** begin Material shown **
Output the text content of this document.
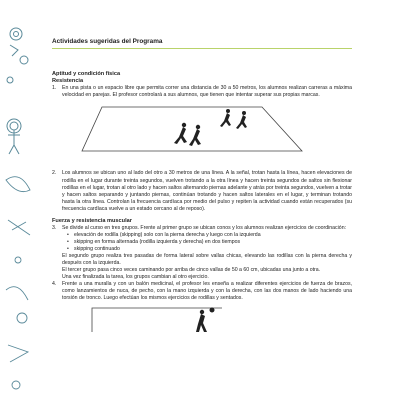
Actividades sugeridas del Programa
Aptitud y condición física
Resistencia
1.	En una pista o un espacio libre que permita correr una distancia de 30 a 50 metros, los alumnos realizan carreras a máxima velocidad en parejas. El profesor controlará a sus alumnos, que tienen que intentar superar sus propias marcas.
2.	Los alumnos se ubican uno al lado del otro a 30 metros de una línea. A la señal, trotan hasta la línea, hacen elevaciones de rodilla en el lugar durante treinta segundos, vuelven trotando a la otra línea y hacen treinta segundos de saltos sin flexionar rodillas en el lugar, trotan al otro lado y hacen saltos alternando piernas adelante y atrás por treinta segundos, vuelven a trotar y hacen saltos separando y juntando piernas, continúan trotando y hacen saltos laterales en el lugar, y terminan trotando hasta la otra línea. Controlan la frecuencia cardíaca por medio del pulso y repiten la actividad cuando están recuperados (su frecuencia cardíaca vuelve a un estado cercano al de reposo).
Fuerza y resistencia muscular
3.	Se divide al curso en tres grupos. Frente al primer grupo se ubican conos y los alumnos realizan ejercicios de coordinación:
• elevación de rodilla (skipping) solo con la pierna derecha y luego con la izquierda
• skipping en forma alternada (rodilla izquierda y derecha) en dos tiempos
• skipping continuado
El segundo grupo realiza tres pasadas de forma lateral sobre vallas chicas, elevando las rodillas con la pierna derecha y después con la izquierda.
El tercer grupo pasa cinco veces caminando por arriba de cinco vallas de 50 a 60 cm, ubicadas una junto a otra.
Una vez finalizada la tarea, los grupos cambian al otro ejercicio.
4.	Frente a una muralla y con un balón medicinal, el profesor les enseña a realizar diferentes ejercicios de fuerza de brazos, como lanzamientos de nuca, de pecho, con la mano izquierda y con la derecha, con las dos manos de lado haciendo una torsión de tronco. Luego efectúan los mismos ejercicios de rodillas y sentados.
** end Material shown **
> Exercise details
Scan the material and collect every line that contains "ejercicios".

> Answer to this task
3.	Se divide al curso en tres grupos. Frente al primer grupo se ubican conos y los alumnos realizan ejercicios de coordinación:
4.	Frente a una muralla y con un balón medicinal, el profesor les enseña a realizar diferentes ejercicios de fuerza de brazos, como lanzamientos de nuca, de pecho, con la mano izquierda y con la derecha, con las dos manos de lado haciendo una torsión de tronco. Luego efectúan los mismos ejercicios de rodillas y sentados.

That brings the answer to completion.